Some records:
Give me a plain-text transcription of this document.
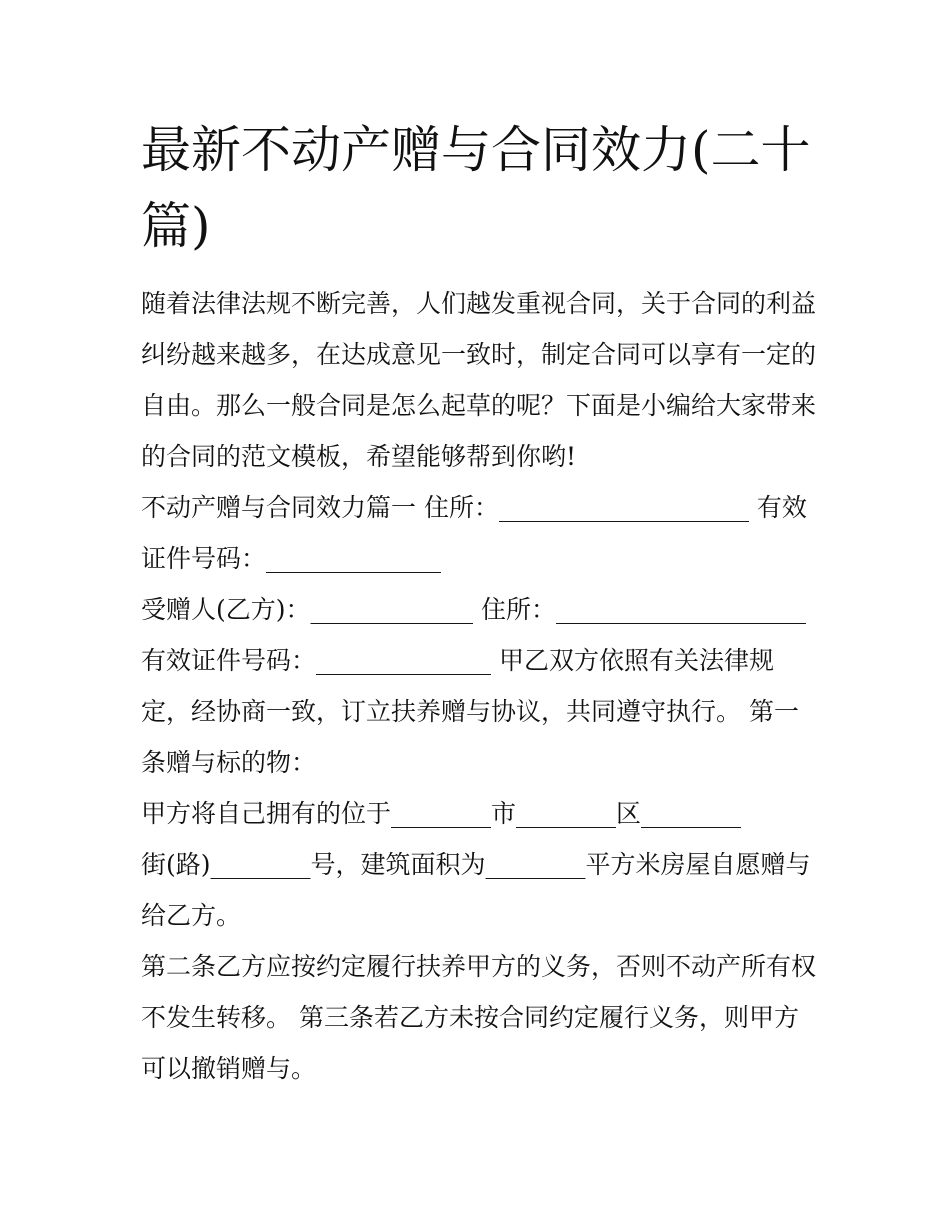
最新不动产赠与合同效力(二十
篇)

随着法律法规不断完善，人们越发重视合同，关于合同的利益
纠纷越来越多，在达成意见一致时，制定合同可以享有一定的
自由。那么一般合同是怎么起草的呢？下面是小编给大家带来
的合同的范文模板，希望能够帮到你哟!

不动产赠与合同效力篇一 住所：____________________ 有效
证件号码：______________

受赠人(乙方)：_____________ 住所：____________________
有效证件号码：______________ 甲乙双方依照有关法律规
定，经协商一致，订立扶养赠与协议，共同遵守执行。 第一
条赠与标的物：

甲方将自己拥有的位于________市________区________
街(路)________号，建筑面积为________平方米房屋自愿赠与
给乙方。

第二条乙方应按约定履行扶养甲方的义务，否则不动产所有权
不发生转移。 第三条若乙方未按合同约定履行义务，则甲方
可以撤销赠与。
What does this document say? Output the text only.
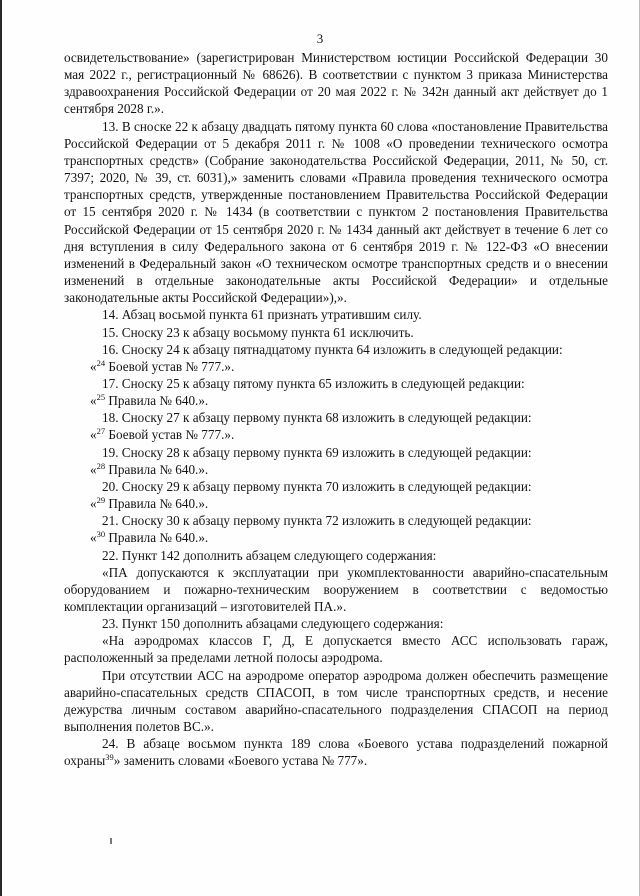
3

освидетельствование» (зарегистрирован Министерством юстиции Российской Федерации 30 мая 2022 г., регистрационный № 68626). В соответствии с пунктом 3 приказа Министерства здравоохранения Российской Федерации от 20 мая 2022 г. № 342н данный акт действует до 1 сентября 2028 г.».

13. В сноске 22 к абзацу двадцать пятому пункта 60 слова «постановление Правительства Российской Федерации от 5 декабря 2011 г. № 1008 «О проведении технического осмотра транспортных средств» (Собрание законодательства Российской Федерации, 2011, № 50, ст. 7397; 2020, № 39, ст. 6031),» заменить словами «Правила проведения технического осмотра транспортных средств, утвержденные постановлением Правительства Российской Федерации от 15 сентября 2020 г. № 1434 (в соответствии с пунктом 2 постановления Правительства Российской Федерации от 15 сентября 2020 г. № 1434 данный акт действует в течение 6 лет со дня вступления в силу Федерального закона от 6 сентября 2019 г. № 122-ФЗ «О внесении изменений в Федеральный закон «О техническом осмотре транспортных средств и о внесении изменений в отдельные законодательные акты Российской Федерации» и отдельные законодательные акты Российской Федерации»),».

14. Абзац восьмой пункта 61 признать утратившим силу.

15. Сноску 23 к абзацу восьмому пункта 61 исключить.

16. Сноску 24 к абзацу пятнадцатому пункта 64 изложить в следующей редакции:

«$^{24}$ Боевой устав № 777.».

17. Сноску 25 к абзацу пятому пункта 65 изложить в следующей редакции:

«$^{25}$ Правила № 640.».

18. Сноску 27 к абзацу первому пункта 68 изложить в следующей редакции:

«$^{27}$ Боевой устав № 777.».

19. Сноску 28 к абзацу первому пункта 69 изложить в следующей редакции:

«$^{28}$ Правила № 640.».

20. Сноску 29 к абзацу первому пункта 70 изложить в следующей редакции:

«$^{29}$ Правила № 640.».

21. Сноску 30 к абзацу первому пункта 72 изложить в следующей редакции:

«$^{30}$ Правила № 640.».

22. Пункт 142 дополнить абзацем следующего содержания:

«ПА допускаются к эксплуатации при укомплектованности аварийно-спасательным оборудованием и пожарно-техническим вооружением в соответствии с ведомостью комплектации организаций – изготовителей ПА.».

23. Пункт 150 дополнить абзацами следующего содержания:

«На аэродромах классов Г, Д, Е допускается вместо АСС использовать гараж, расположенный за пределами летной полосы аэродрома.

При отсутствии АСС на аэродроме оператор аэродрома должен обеспечить размещение аварийно-спасательных средств СПАСОП, в том числе транспортных средств, и несение дежурства личным составом аварийно-спасательного подразделения СПАСОП на период выполнения полетов ВС.».

24. В абзаце восьмом пункта 189 слова «Боевого устава подразделений пожарной охраны$^{39}$» заменить словами «Боевого устава № 777».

**STATED EXERCISE**
Identify and copy lines that hold the string "Сноску".

**EXERCISE ANSWER**
15. Сноску 23 к абзацу восьмому пункта 61 исключить.
16. Сноску 24 к абзацу пятнадцатому пункта 64 изложить в следующей редакции:
17. Сноску 25 к абзацу пятому пункта 65 изложить в следующей редакции:
18. Сноску 27 к абзацу первому пункта 68 изложить в следующей редакции:
19. Сноску 28 к абзацу первому пункта 69 изложить в следующей редакции:
20. Сноску 29 к абзацу первому пункта 70 изложить в следующей редакции:
21. Сноску 30 к абзацу первому пункта 72 изложить в следующей редакции:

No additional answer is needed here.